◆ **Task to complete**
Reproduce the records below exactly as they appear.

◆ **Extracted entries**

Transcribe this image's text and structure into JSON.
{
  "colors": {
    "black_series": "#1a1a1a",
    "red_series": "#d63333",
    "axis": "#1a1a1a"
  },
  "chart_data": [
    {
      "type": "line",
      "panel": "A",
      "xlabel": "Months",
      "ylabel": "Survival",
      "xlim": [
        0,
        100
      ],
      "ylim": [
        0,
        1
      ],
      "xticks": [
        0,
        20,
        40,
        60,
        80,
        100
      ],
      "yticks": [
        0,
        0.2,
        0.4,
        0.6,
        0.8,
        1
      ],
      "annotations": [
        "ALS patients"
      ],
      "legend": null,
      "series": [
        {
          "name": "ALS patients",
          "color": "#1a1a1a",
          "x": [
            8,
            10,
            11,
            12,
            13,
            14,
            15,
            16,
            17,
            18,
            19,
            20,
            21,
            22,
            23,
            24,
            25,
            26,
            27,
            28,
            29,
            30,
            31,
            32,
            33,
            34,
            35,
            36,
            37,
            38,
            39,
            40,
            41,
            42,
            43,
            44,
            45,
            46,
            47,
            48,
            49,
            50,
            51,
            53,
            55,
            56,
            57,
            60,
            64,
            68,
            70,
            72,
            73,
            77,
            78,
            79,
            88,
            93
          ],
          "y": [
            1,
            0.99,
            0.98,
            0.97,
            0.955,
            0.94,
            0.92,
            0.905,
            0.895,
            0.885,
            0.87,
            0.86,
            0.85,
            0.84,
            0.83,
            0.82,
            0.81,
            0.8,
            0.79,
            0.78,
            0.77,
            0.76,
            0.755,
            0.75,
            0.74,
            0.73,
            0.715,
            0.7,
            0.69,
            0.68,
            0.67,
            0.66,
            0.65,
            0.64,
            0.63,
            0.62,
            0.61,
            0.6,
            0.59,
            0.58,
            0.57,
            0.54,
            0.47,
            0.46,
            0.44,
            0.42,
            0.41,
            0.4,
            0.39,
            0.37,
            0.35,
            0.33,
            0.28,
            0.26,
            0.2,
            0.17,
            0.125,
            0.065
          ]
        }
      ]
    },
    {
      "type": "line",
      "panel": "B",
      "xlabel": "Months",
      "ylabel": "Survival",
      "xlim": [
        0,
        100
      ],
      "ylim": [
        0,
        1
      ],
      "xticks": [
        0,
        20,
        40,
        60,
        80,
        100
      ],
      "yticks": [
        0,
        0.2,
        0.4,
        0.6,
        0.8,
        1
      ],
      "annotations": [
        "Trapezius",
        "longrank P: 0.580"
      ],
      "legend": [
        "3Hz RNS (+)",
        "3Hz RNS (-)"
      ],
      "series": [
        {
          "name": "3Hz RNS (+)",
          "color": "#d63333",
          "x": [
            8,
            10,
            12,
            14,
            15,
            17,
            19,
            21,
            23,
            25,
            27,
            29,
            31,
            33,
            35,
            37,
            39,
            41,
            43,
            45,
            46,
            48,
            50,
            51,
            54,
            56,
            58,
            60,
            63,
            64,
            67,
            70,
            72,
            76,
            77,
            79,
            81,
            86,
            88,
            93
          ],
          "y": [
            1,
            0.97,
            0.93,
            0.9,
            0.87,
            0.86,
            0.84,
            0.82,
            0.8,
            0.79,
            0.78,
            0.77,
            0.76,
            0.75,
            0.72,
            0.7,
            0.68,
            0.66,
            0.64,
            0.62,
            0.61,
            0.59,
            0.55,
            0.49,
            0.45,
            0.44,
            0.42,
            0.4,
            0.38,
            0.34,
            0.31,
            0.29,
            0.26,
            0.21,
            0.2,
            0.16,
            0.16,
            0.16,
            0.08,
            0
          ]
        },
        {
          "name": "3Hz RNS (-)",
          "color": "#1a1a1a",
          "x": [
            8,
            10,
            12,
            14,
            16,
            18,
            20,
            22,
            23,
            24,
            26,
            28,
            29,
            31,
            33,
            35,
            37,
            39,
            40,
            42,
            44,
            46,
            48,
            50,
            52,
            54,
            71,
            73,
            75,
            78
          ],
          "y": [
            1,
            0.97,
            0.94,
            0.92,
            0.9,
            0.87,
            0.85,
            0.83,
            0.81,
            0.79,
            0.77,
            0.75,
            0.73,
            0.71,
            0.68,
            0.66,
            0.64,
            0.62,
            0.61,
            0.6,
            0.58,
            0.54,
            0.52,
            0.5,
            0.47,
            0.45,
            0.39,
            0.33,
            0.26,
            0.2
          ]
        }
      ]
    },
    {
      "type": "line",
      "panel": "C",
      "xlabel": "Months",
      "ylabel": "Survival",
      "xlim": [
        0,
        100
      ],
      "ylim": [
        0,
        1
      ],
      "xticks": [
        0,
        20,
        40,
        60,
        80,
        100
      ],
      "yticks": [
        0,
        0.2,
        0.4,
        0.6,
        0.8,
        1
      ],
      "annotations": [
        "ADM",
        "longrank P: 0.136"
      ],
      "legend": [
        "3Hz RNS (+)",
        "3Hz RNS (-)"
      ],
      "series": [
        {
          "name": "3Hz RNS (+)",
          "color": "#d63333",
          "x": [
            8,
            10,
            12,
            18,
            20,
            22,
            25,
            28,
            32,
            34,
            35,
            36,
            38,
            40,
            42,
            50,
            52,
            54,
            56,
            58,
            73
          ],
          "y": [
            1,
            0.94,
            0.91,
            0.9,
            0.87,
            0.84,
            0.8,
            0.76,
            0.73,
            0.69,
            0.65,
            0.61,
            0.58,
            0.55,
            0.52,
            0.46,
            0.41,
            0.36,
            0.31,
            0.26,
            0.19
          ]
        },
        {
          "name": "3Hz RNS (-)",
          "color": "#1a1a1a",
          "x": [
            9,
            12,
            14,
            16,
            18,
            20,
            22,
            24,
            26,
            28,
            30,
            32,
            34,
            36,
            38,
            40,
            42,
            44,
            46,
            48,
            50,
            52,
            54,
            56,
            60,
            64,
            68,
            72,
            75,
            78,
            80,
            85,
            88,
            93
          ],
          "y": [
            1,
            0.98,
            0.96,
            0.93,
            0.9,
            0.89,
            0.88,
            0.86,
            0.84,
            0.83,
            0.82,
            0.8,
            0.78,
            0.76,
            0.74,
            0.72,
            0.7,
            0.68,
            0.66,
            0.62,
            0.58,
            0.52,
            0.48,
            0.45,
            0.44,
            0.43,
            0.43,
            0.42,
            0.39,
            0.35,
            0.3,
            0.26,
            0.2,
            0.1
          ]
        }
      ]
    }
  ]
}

◆ **Exercise output**
Transcribe this image's text and structure into JSON.
{
  "colors": {
    "black_series": "#1a1a1a",
    "red_series": "#d63333",
    "axis": "#1a1a1a"
  },
  "chart_data": [
    {
      "type": "line",
      "panel": "A",
      "xlabel": "Months",
      "ylabel": "Survival",
      "xlim": [
        0,
        100
      ],
      "ylim": [
        0,
        1
      ],
      "xticks": [
        0,
        20,
        40,
        60,
        80,
        100
      ],
      "yticks": [
        0,
        0.2,
        0.4,
        0.6,
        0.8,
        1
      ],
      "annotations": [
        "ALS patients"
      ],
      "legend": null,
      "series": [
        {
          "name": "ALS patients",
          "color": "#1a1a1a",
          "x": [
            8,
            10,
            11,
            12,
            13,
            14,
            15,
            16,
            17,
            18,
            19,
            20,
            21,
            22,
            23,
            24,
            25,
            26,
            27,
            28,
            29,
            30,
            31,
            32,
            33,
            34,
            35,
            36,
            37,
            38,
            39,
            40,
            41,
            42,
            43,
            44,
            45,
            46,
            47,
            48,
            49,
            50,
            51,
            53,
            55,
            56,
            57,
            60,
            64,
            68,
            70,
            72,
            73,
            77,
            78,
            79,
            88,
            93
          ],
          "y": [
            1,
            0.99,
            0.98,
            0.97,
            0.955,
            0.94,
            0.92,
            0.905,
            0.895,
            0.885,
            0.87,
            0.86,
            0.85,
            0.84,
            0.83,
            0.82,
            0.81,
            0.8,
            0.79,
            0.78,
            0.77,
            0.76,
            0.755,
            0.75,
            0.74,
            0.73,
            0.715,
            0.7,
            0.69,
            0.68,
            0.67,
            0.66,
            0.65,
            0.64,
            0.63,
            0.62,
            0.61,
            0.6,
            0.59,
            0.58,
            0.57,
            0.54,
            0.47,
            0.46,
            0.44,
            0.42,
            0.41,
            0.4,
            0.39,
            0.37,
            0.35,
            0.33,
            0.28,
            0.26,
            0.2,
            0.17,
            0.125,
            0.065
          ]
        }
      ]
    },
    {
      "type": "line",
      "panel": "B",
      "xlabel": "Months",
      "ylabel": "Survival",
      "xlim": [
        0,
        100
      ],
      "ylim": [
        0,
        1
      ],
      "xticks": [
        0,
        20,
        40,
        60,
        80,
        100
      ],
      "yticks": [
        0,
        0.2,
        0.4,
        0.6,
        0.8,
        1
      ],
      "annotations": [
        "Trapezius",
        "longrank P: 0.580"
      ],
      "legend": [
        "3Hz RNS (+)",
        "3Hz RNS (-)"
      ],
      "series": [
        {
          "name": "3Hz RNS (+)",
          "color": "#d63333",
          "x": [
            8,
            10,
            12,
            14,
            15,
            17,
            19,
            21,
            23,
            25,
            27,
            29,
            31,
            33,
            35,
            37,
            39,
            41,
            43,
            45,
            46,
            48,
            50,
            51,
            54,
            56,
            58,
            60,
            63,
            64,
            67,
            70,
            72,
            76,
            77,
            79,
            81,
            86,
            88,
            93
          ],
          "y": [
            1,
            0.97,
            0.93,
            0.9,
            0.87,
            0.86,
            0.84,
            0.82,
            0.8,
            0.79,
            0.78,
            0.77,
            0.76,
            0.75,
            0.72,
            0.7,
            0.68,
            0.66,
            0.64,
            0.62,
            0.61,
            0.59,
            0.55,
            0.49,
            0.45,
            0.44,
            0.42,
            0.4,
            0.38,
            0.34,
            0.31,
            0.29,
            0.26,
            0.21,
            0.2,
            0.16,
            0.16,
            0.16,
            0.08,
            0
          ]
        },
        {
          "name": "3Hz RNS (-)",
          "color": "#1a1a1a",
          "x": [
            8,
            10,
            12,
            14,
            16,
            18,
            20,
            22,
            23,
            24,
            26,
            28,
            29,
            31,
            33,
            35,
            37,
            39,
            40,
            42,
            44,
            46,
            48,
            50,
            52,
            54,
            71,
            73,
            75,
            78
          ],
          "y": [
            1,
            0.97,
            0.94,
            0.92,
            0.9,
            0.87,
            0.85,
            0.83,
            0.81,
            0.79,
            0.77,
            0.75,
            0.73,
            0.71,
            0.68,
            0.66,
            0.64,
            0.62,
            0.61,
            0.6,
            0.58,
            0.54,
            0.52,
            0.5,
            0.47,
            0.45,
            0.39,
            0.33,
            0.26,
            0.2
          ]
        }
      ]
    },
    {
      "type": "line",
      "panel": "C",
      "xlabel": "Months",
      "ylabel": "Survival",
      "xlim": [
        0,
        100
      ],
      "ylim": [
        0,
        1
      ],
      "xticks": [
        0,
        20,
        40,
        60,
        80,
        100
      ],
      "yticks": [
        0,
        0.2,
        0.4,
        0.6,
        0.8,
        1
      ],
      "annotations": [
        "ADM",
        "longrank P: 0.136"
      ],
      "legend": [
        "3Hz RNS (+)",
        "3Hz RNS (-)"
      ],
      "series": [
        {
          "name": "3Hz RNS (+)",
          "color": "#d63333",
          "x": [
            8,
            10,
            12,
            18,
            20,
            22,
            25,
            28,
            32,
            34,
            35,
            36,
            38,
            40,
            42,
            50,
            52,
            54,
            56,
            58,
            73
          ],
          "y": [
            1,
            0.94,
            0.91,
            0.9,
            0.87,
            0.84,
            0.8,
            0.76,
            0.73,
            0.69,
            0.65,
            0.61,
            0.58,
            0.55,
            0.52,
            0.46,
            0.41,
            0.36,
            0.31,
            0.26,
            0.19
          ]
        },
        {
          "name": "3Hz RNS (-)",
          "color": "#1a1a1a",
          "x": [
            9,
            12,
            14,
            16,
            18,
            20,
            22,
            24,
            26,
            28,
            30,
            32,
            34,
            36,
            38,
            40,
            42,
            44,
            46,
            48,
            50,
            52,
            54,
            56,
            60,
            64,
            68,
            72,
            75,
            78,
            80,
            85,
            88,
            93
          ],
          "y": [
            1,
            0.98,
            0.96,
            0.93,
            0.9,
            0.89,
            0.88,
            0.86,
            0.84,
            0.83,
            0.82,
            0.8,
            0.78,
            0.76,
            0.74,
            0.72,
            0.7,
            0.68,
            0.66,
            0.62,
            0.58,
            0.52,
            0.48,
            0.45,
            0.44,
            0.43,
            0.43,
            0.42,
            0.39,
            0.35,
            0.3,
            0.26,
            0.2,
            0.1
          ]
        }
      ]
    }
  ]
}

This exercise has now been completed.